___ Extrait de texte

Le plus extraordinaire, c’est qu’elle soit venue me le raconter un mois plus tard ; c’est ça le plus étonnant. Me dire comment ça avait changé sa vie, celle d’une étudiante étrangère un peu perdue dans la grande ville et qui sonne timidement un matin à la grille de notre maison, rue de la Providence à Toulouse-Guilhemery, un quartier ruisselant de soleil, un matin, dans la rue étroite avec ses muriers-platanes, ses albizias et ses pavillons anciens.
Quelques temps auparavant, je roulais au long du canal du Midi, au pont des Demoiselles. Un gars sur le trottoir, pas jeune, a tendu le pouce à mon passage. Je m’arrête et le prends. Au bout de deux minutes, il me déroule le grand classique : je suis son sauveur, il a besoin de sous, il n’a qu'un bijou à échanger, un anneau en or, il viendra le reprendre dans quelques jours… C’est la première fois que je vis cette situation : je crois le gars sincère et lui en propose 200 francs (oui, c’en était encore).
Rentré chez nous, je range l’anneau dans un petit coffret de bois contenant quelques préciosités à moi : une améthyste et une aigue-marine rapportées du Brésil, un éclat de météorite qu’un oncle m’a donné, un silex taillé pour de vrai, des quartz fumés ramassés en Savoie, des petits trésors, quoi, réunis pour ne pas être perdus.
Les jours passent et sonne un matin la cloche de la grille. Notre petit Némo en babygro ouvre la porte d’entrée sur le perron. Je m’encastre à sa suite dans l’embrasure et découvre une jeune femme postée sur le trottoir, un gâteau à la main. Vous savez de ces horribles gâteaux industriels, brioche ronde garnie de pâte à sucre, sous plastique et dans son moule en alu, blé OGM, beurre rance aux huiles russes coupées de vidange, jaune d’œufs chinois en poudre au Fipronil ou pire…
C’est une très belle jeune fille dans la douce lumière du matin, au visage fin et aux yeux éclatants, d’allure iranienne ou pakistanaise. Elle se tient très digne, vêtue comme une lycéenne des temps anciens, jupe longue, chemisier blanc, souliers plats. Avec une voix douce au fort accent et d’une grâce si présente qu’elle vous capte sans détour, la jeune femme explique poliment “je suis étudiante et je vends pour payer université… voulez-vous un gâteau s’il vous plait ?”
La jeune femme a été déposée au lever du jour au bout de la rue par une sorte de commerçant-maquereau, comme d’autres étudiantes en mal de ressources pour payer leurs études, avec pour charge d’écumer les rues, de faire le trottoir, maison par maison, et de vendre ces brioches empilées dans des cartons. Le commerçant-maquereau tourne en camionnette dans les rues, de vendeuse en vendeuse pour les ravitailler, et il empoche le fric au fur et à mesure.

______

» **Consigne A**
D'après l'extrait, dans quelle rue et dans quel quartier de Toulouse se trouve la maison où sonne la jeune étudiante ?
» **Consigne B**
Dressez la liste complète des objets rangés dans le petit coffret de bois selon l'extrait, anneau compris.
» **Consigne C**
Poursuivez le récit de la vendeuse de brioches en reprenant juste après la dernière phrase de l'extrait.

___ Données enregistrées

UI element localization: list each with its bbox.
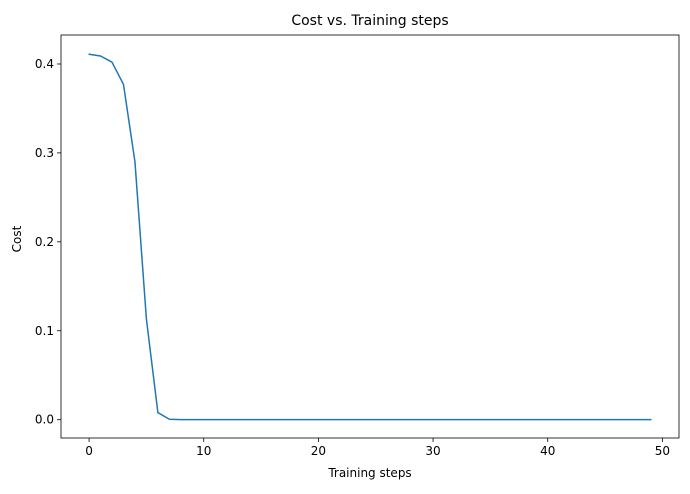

______

» **Réponse attendue A**
Rue de la Providence, dans le quartier de Toulouse-Guilhemery.

» **Réponse attendue B**
- l'anneau en or
- une améthyste rapportée du Brésil
- une aigue-marine rapportée du Brésil
- un éclat de météorite donné par un oncle
- un silex taillé
- des quartz fumés ramassés en Savoie

» **Réponse attendue C**
Je lui explique que je ne veux pas de ce gâteau-là, hélas pour elle mais mieux pour ma santé. Et je lui pose trois ou quatre questions par sympathie. Elle semble gênée, sans doute a-t-elle reçu des consignes. Pourtant, anodinement, en peu de phrases, j’en apprends un peu sur elle : son pays, le Pakistan, sa famille, son choix de partir loin pour étudier, son étonnement au regard de notre façon de vivre et d’être. J’ai voyagé aussi et, sur certains plans, je peux me mettre à sa place. Mes questions l’interpellent et elle y répond, toujours avec son accent et un vocabulaire hésitant. Elle s’appelle Ayesha.
Elle ne peut évidemment rester papoter bien longtemps. Il me vient une idée, en un éclair : je vais lui donner la bague en or qui dort dans le coffret de bois. Je n’ai pas d’argent à donner à Ayesha et ce n’est pas ce qu’elle demande non plus. D’un autre côté, je ne veux pas la laisser repartir bredouille. La bague, c’est peut-être beaucoup mais bon… Un petit jour de chance pour elle. Je lui demande de m’attendre un instant et je file chercher le bijou.
En lui remettant l’anneau d’or, je la vois rougir de confusion sous sa peau cuivrée. Son regard profond encadré de longs cils noirs est encore plus intimidé. Elle porte un foulard bleu dont quelques cheveux noirs lustrés dépassent par boucles. Je lui dis : “Je vous donne cette bague parce que j’espère qu’elle va vous aider plus qu’un peu d’argent. Je vous conseille de la porter chez un bijoutier pour en tirer le maximum et non pas de la revendre dans la rue. Je ne sais pas combien elle vaut, mais dans votre situation, le mieux est d’aller chez un bijoutier.”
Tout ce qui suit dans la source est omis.